# START OF Information given
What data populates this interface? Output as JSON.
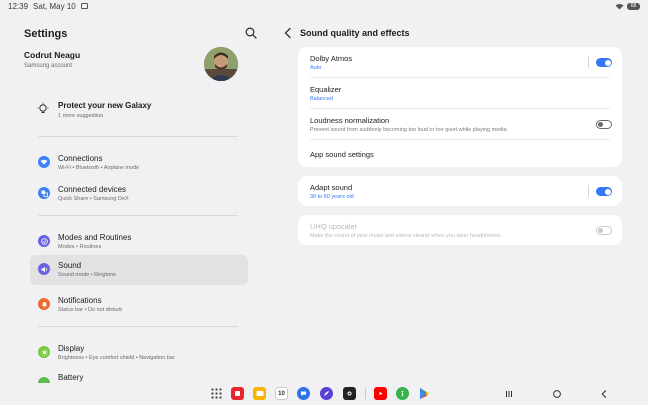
{
  "status_bar": {
    "time": "12:39",
    "date": "Sat, May 10",
    "battery": "68"
  },
  "left_pane": {
    "title": "Settings",
    "profile": {
      "name": "Codrut Neagu",
      "subtitle": "Samsung account"
    },
    "promo": {
      "title": "Protect your new Galaxy",
      "subtitle": "1 more suggestion"
    },
    "items": [
      {
        "title": "Connections",
        "subtitle": "Wi-Fi  •  Bluetooth  •  Airplane mode",
        "icon": "wifi-icon",
        "color": "#3c82f6"
      },
      {
        "title": "Connected devices",
        "subtitle": "Quick Share  •  Samsung DeX",
        "icon": "connected-devices-icon",
        "color": "#3c82f6"
      },
      {
        "title": "Modes and Routines",
        "subtitle": "Modes  •  Routines",
        "icon": "check-circle-icon",
        "color": "#6b64e0"
      },
      {
        "title": "Sound",
        "subtitle": "Sound mode  •  Ringtone",
        "icon": "volume-icon",
        "color": "#6b64e0"
      },
      {
        "title": "Notifications",
        "subtitle": "Status bar  •  Do not disturb",
        "icon": "bell-icon",
        "color": "#ee6a2e"
      },
      {
        "title": "Display",
        "subtitle": "Brightness  •  Eye comfort shield  •  Navigation bar",
        "icon": "sun-icon",
        "color": "#78c83c"
      },
      {
        "title": "Battery",
        "subtitle": "",
        "icon": "battery-icon",
        "color": "#5cbf4a"
      }
    ]
  },
  "right_pane": {
    "title": "Sound quality and effects",
    "card1": {
      "dolby": {
        "label": "Dolby Atmos",
        "value": "Auto",
        "toggle": "on"
      },
      "equalizer": {
        "label": "Equalizer",
        "value": "Balanced"
      },
      "loudness": {
        "label": "Loudness normalization",
        "description": "Prevent sound from suddenly becoming too loud or too quiet while playing media.",
        "toggle": "off"
      },
      "app_sound": {
        "label": "App sound settings"
      }
    },
    "card2": {
      "adapt": {
        "label": "Adapt sound",
        "value": "30 to 60 years old",
        "toggle": "on"
      }
    },
    "card3": {
      "uhq": {
        "label": "UHQ upscaler",
        "description": "Make the sound of your music and videos clearer when you wear headphones.",
        "toggle": "disabled"
      }
    }
  },
  "taskbar": {
    "apps": [
      "apps-grid-icon",
      "app-red-icon",
      "notes-icon",
      "calendar-icon",
      "messages-icon",
      "feather-app-icon",
      "camera-icon",
      "youtube-icon",
      "info-app-icon",
      "play-store-icon"
    ],
    "calendar_day": "10",
    "nav": [
      "recents-icon",
      "home-icon",
      "back-icon"
    ]
  },
  "colors": {
    "accent": "#3478f6",
    "background": "#f1f1f3",
    "card": "#ffffff"
  }
}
# END OF Information given
*Work instructions*. Write out the full set of lines verbatim, without the pictures.

*Answer to the problem*.
What data populates this interface? Output as JSON.
{
  "status_bar": {
    "time": "12:39",
    "date": "Sat, May 10",
    "battery": "68"
  },
  "left_pane": {
    "title": "Settings",
    "profile": {
      "name": "Codrut Neagu",
      "subtitle": "Samsung account"
    },
    "promo": {
      "title": "Protect your new Galaxy",
      "subtitle": "1 more suggestion"
    },
    "items": [
      {
        "title": "Connections",
        "subtitle": "Wi-Fi  •  Bluetooth  •  Airplane mode",
        "icon": "wifi-icon",
        "color": "#3c82f6"
      },
      {
        "title": "Connected devices",
        "subtitle": "Quick Share  •  Samsung DeX",
        "icon": "connected-devices-icon",
        "color": "#3c82f6"
      },
      {
        "title": "Modes and Routines",
        "subtitle": "Modes  •  Routines",
        "icon": "check-circle-icon",
        "color": "#6b64e0"
      },
      {
        "title": "Sound",
        "subtitle": "Sound mode  •  Ringtone",
        "icon": "volume-icon",
        "color": "#6b64e0"
      },
      {
        "title": "Notifications",
        "subtitle": "Status bar  •  Do not disturb",
        "icon": "bell-icon",
        "color": "#ee6a2e"
      },
      {
        "title": "Display",
        "subtitle": "Brightness  •  Eye comfort shield  •  Navigation bar",
        "icon": "sun-icon",
        "color": "#78c83c"
      },
      {
        "title": "Battery",
        "subtitle": "",
        "icon": "battery-icon",
        "color": "#5cbf4a"
      }
    ]
  },
  "right_pane": {
    "title": "Sound quality and effects",
    "card1": {
      "dolby": {
        "label": "Dolby Atmos",
        "value": "Auto",
        "toggle": "on"
      },
      "equalizer": {
        "label": "Equalizer",
        "value": "Balanced"
      },
      "loudness": {
        "label": "Loudness normalization",
        "description": "Prevent sound from suddenly becoming too loud or too quiet while playing media.",
        "toggle": "off"
      },
      "app_sound": {
        "label": "App sound settings"
      }
    },
    "card2": {
      "adapt": {
        "label": "Adapt sound",
        "value": "30 to 60 years old",
        "toggle": "on"
      }
    },
    "card3": {
      "uhq": {
        "label": "UHQ upscaler",
        "description": "Make the sound of your music and videos clearer when you wear headphones.",
        "toggle": "disabled"
      }
    }
  },
  "taskbar": {
    "apps": [
      "apps-grid-icon",
      "app-red-icon",
      "notes-icon",
      "calendar-icon",
      "messages-icon",
      "feather-app-icon",
      "camera-icon",
      "youtube-icon",
      "info-app-icon",
      "play-store-icon"
    ],
    "calendar_day": "10",
    "nav": [
      "recents-icon",
      "home-icon",
      "back-icon"
    ]
  },
  "colors": {
    "accent": "#3478f6",
    "background": "#f1f1f3",
    "card": "#ffffff"
  }
}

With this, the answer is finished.